Filter the data for lines with the word "технического", then copy every line so identified.

[Collected data entries]

^^^^

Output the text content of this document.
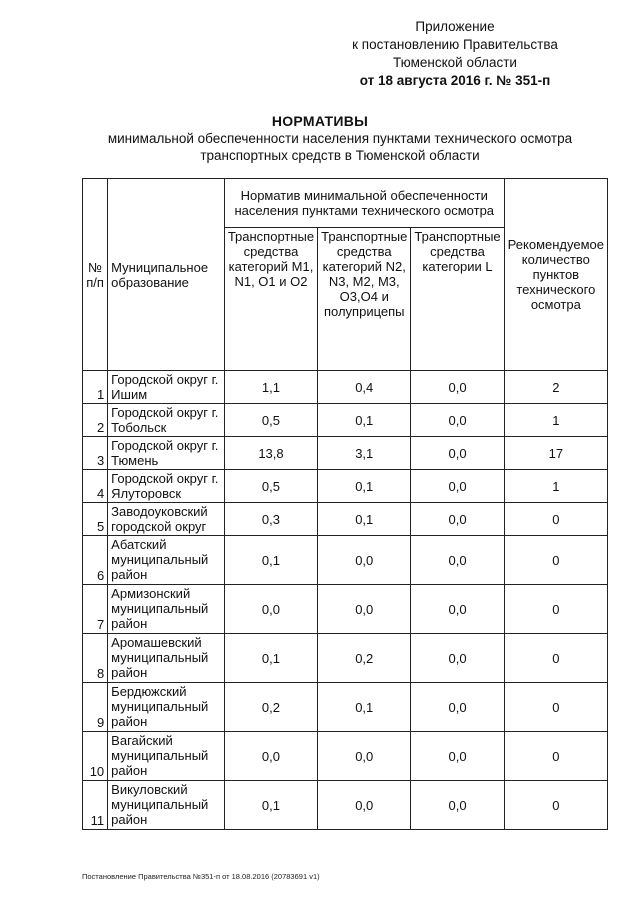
Приложение
к постановлению Правительства
Тюменской области
от 18 августа 2016 г. № 351-п
НОРМАТИВЫ
минимальной обеспеченности населения пунктами технического осмотра транспортных средств в Тюменской области
№ п/п	Муниципальное образование	Норматив минимальной обеспеченности населения пунктами технического осмотра			Рекомендуемое количество пунктов технического осмотра
		Транспортные средства категорий M1, N1, O1 и O2	Транспортные средства категорий N2, N3, M2, M3, O3,O4 и полуприцепы	Транспортные средства категории L	
1	Городской округ г. Ишим	1,1	0,4	0,0	2
2	Городской округ г. Тобольск	0,5	0,1	0,0	1
3	Городской округ г. Тюмень	13,8	3,1	0,0	17
4	Городской округ г. Ялуторовск	0,5	0,1	0,0	1
5	Заводоуковский городской округ	0,3	0,1	0,0	0
6	Абатский муниципальный район	0,1	0,0	0,0	0
7	Армизонский муниципальный район	0,0	0,0	0,0	0
8	Аромашевский муниципальный район	0,1	0,2	0,0	0
9	Бердюжский муниципальный район	0,2	0,1	0,0	0
10	Вагайский муниципальный район	0,0	0,0	0,0	0
11	Викуловский муниципальный район	0,1	0,0	0,0	0
Постановление Правительства №351-п от 18.08.2016 (20783691 v1)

^^^^

### Output of the task
минимальной обеспеченности населения пунктами технического осмотра транспортных средств в Тюменской области
№ п/п	Муниципальное образование	Норматив минимальной обеспеченности населения пунктами технического осмотра			Рекомендуемое количество пунктов технического осмотра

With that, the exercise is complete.